The request -
Every entry below should be printed exactly, without its images.

Supplied entries -

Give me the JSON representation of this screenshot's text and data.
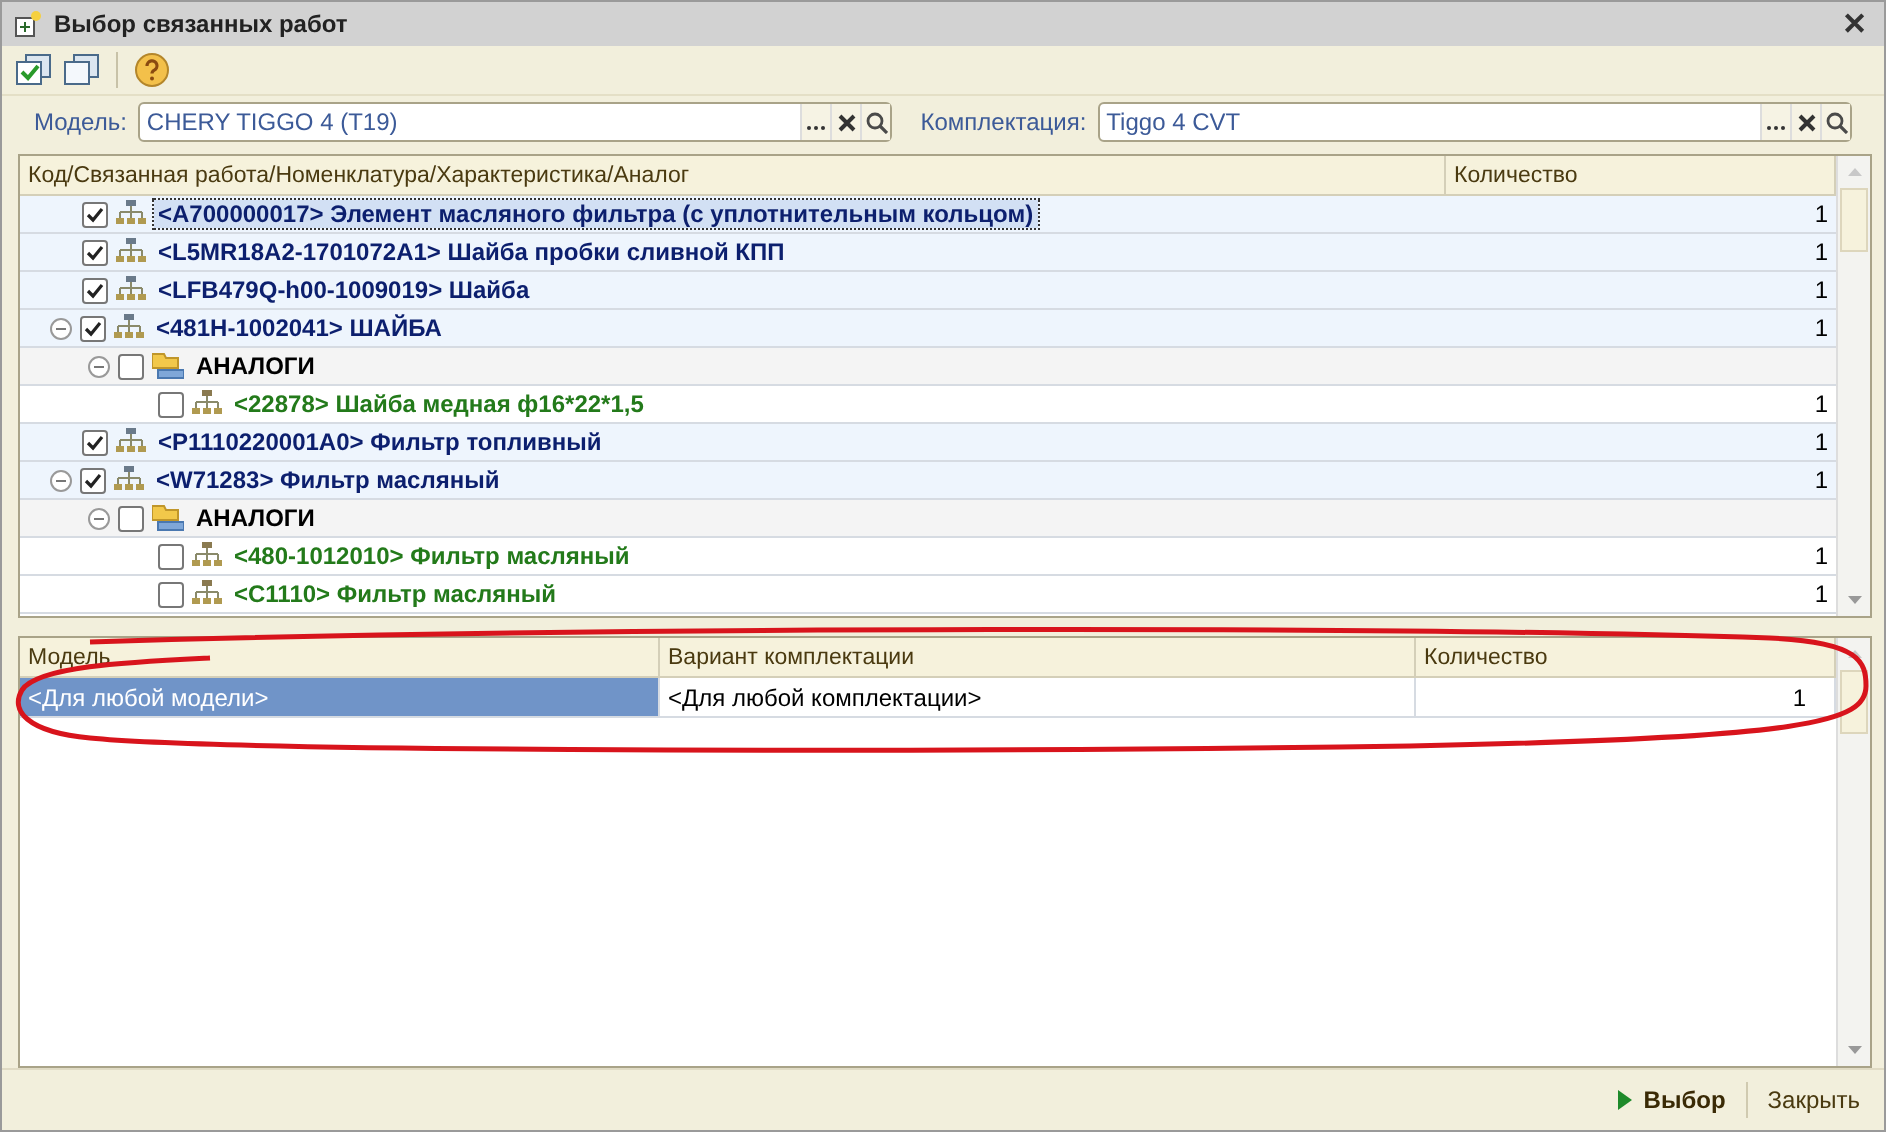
{
  "window": {
    "title": "Выбор связанных работ",
    "close": "✕"
  },
  "toolbar": {
    "items": [
      {
        "kind": "check_all"
      },
      {
        "kind": "uncheck_all"
      },
      {
        "kind": "help"
      }
    ]
  },
  "filters": [
    {
      "label": "Модель:",
      "value": "CHERY TIGGO 4 (T19)"
    },
    {
      "label": "Комплектация:",
      "value": "Tiggo 4 CVT"
    }
  ],
  "tree": {
    "columns": [
      "Код/Связанная работа/Номенклатура/Характеристика/Аналог",
      "Количество"
    ],
    "rows": [
      {
        "kind": "work",
        "text": "<A700000017> Элемент масляного фильтра (с уплотнительным кольцом)",
        "quantity": "1",
        "checked": true,
        "selected": true
      },
      {
        "kind": "work",
        "text": "<L5MR18A2-1701072A1> Шайба пробки сливной КПП",
        "quantity": "1",
        "checked": true,
        "selected": false
      },
      {
        "kind": "work",
        "text": "<LFB479Q-h00-1009019> Шайба",
        "quantity": "1",
        "checked": true,
        "selected": false
      },
      {
        "kind": "work",
        "text": "<481H-1002041> ШАЙБА",
        "quantity": "1",
        "checked": true,
        "selected": false,
        "expanded": true,
        "children": [
          {
            "kind": "group",
            "text": "АНАЛОГИ",
            "checked": false,
            "selected": false,
            "expanded": true,
            "children": [
              {
                "kind": "analog",
                "text": "<22878> Шайба медная ф16*22*1,5",
                "quantity": "1",
                "checked": false,
                "selected": false
              }
            ]
          }
        ]
      },
      {
        "kind": "work",
        "text": "<P1110220001A0> Фильтр топливный",
        "quantity": "1",
        "checked": true,
        "selected": false
      },
      {
        "kind": "work",
        "text": "<W71283> Фильтр масляный",
        "quantity": "1",
        "checked": true,
        "selected": false,
        "expanded": true,
        "children": [
          {
            "kind": "group",
            "text": "АНАЛОГИ",
            "checked": false,
            "selected": false,
            "expanded": true,
            "children": [
              {
                "kind": "analog",
                "text": "<480-1012010> Фильтр масляный",
                "quantity": "1",
                "checked": false,
                "selected": false
              },
              {
                "kind": "analog",
                "text": "<C1110> Фильтр масляный",
                "quantity": "1",
                "checked": false,
                "selected": false
              }
            ]
          }
        ]
      }
    ]
  },
  "variants": {
    "columns": [
      "Модель",
      "Вариант комплектации",
      "Количество"
    ],
    "rows": [
      {
        "cells": [
          "<Для любой модели>",
          "<Для любой комплектации>",
          "1"
        ],
        "selected": true
      }
    ]
  },
  "footer": {
    "buttons": [
      {
        "label": "Выбор",
        "default": true
      },
      {
        "label": "Закрыть",
        "default": false
      }
    ]
  }
}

Exercise output -
Give me the JSON representation of this screenshot's text and data.
{
  "window": {
    "title": "Выбор связанных работ",
    "close": "✕"
  },
  "toolbar": {
    "items": [
      {
        "kind": "check_all"
      },
      {
        "kind": "uncheck_all"
      },
      {
        "kind": "help"
      }
    ]
  },
  "filters": [
    {
      "label": "Модель:",
      "value": "CHERY TIGGO 4 (T19)"
    },
    {
      "label": "Комплектация:",
      "value": "Tiggo 4 CVT"
    }
  ],
  "tree": {
    "columns": [
      "Код/Связанная работа/Номенклатура/Характеристика/Аналог",
      "Количество"
    ],
    "rows": [
      {
        "kind": "work",
        "text": "<A700000017> Элемент масляного фильтра (с уплотнительным кольцом)",
        "quantity": "1",
        "checked": true,
        "selected": true
      },
      {
        "kind": "work",
        "text": "<L5MR18A2-1701072A1> Шайба пробки сливной КПП",
        "quantity": "1",
        "checked": true,
        "selected": false
      },
      {
        "kind": "work",
        "text": "<LFB479Q-h00-1009019> Шайба",
        "quantity": "1",
        "checked": true,
        "selected": false
      },
      {
        "kind": "work",
        "text": "<481H-1002041> ШАЙБА",
        "quantity": "1",
        "checked": true,
        "selected": false,
        "expanded": true,
        "children": [
          {
            "kind": "group",
            "text": "АНАЛОГИ",
            "checked": false,
            "selected": false,
            "expanded": true,
            "children": [
              {
                "kind": "analog",
                "text": "<22878> Шайба медная ф16*22*1,5",
                "quantity": "1",
                "checked": false,
                "selected": false
              }
            ]
          }
        ]
      },
      {
        "kind": "work",
        "text": "<P1110220001A0> Фильтр топливный",
        "quantity": "1",
        "checked": true,
        "selected": false
      },
      {
        "kind": "work",
        "text": "<W71283> Фильтр масляный",
        "quantity": "1",
        "checked": true,
        "selected": false,
        "expanded": true,
        "children": [
          {
            "kind": "group",
            "text": "АНАЛОГИ",
            "checked": false,
            "selected": false,
            "expanded": true,
            "children": [
              {
                "kind": "analog",
                "text": "<480-1012010> Фильтр масляный",
                "quantity": "1",
                "checked": false,
                "selected": false
              },
              {
                "kind": "analog",
                "text": "<C1110> Фильтр масляный",
                "quantity": "1",
                "checked": false,
                "selected": false
              }
            ]
          }
        ]
      }
    ]
  },
  "variants": {
    "columns": [
      "Модель",
      "Вариант комплектации",
      "Количество"
    ],
    "rows": [
      {
        "cells": [
          "<Для любой модели>",
          "<Для любой комплектации>",
          "1"
        ],
        "selected": true
      }
    ]
  },
  "footer": {
    "buttons": [
      {
        "label": "Выбор",
        "default": true
      },
      {
        "label": "Закрыть",
        "default": false
      }
    ]
  }
}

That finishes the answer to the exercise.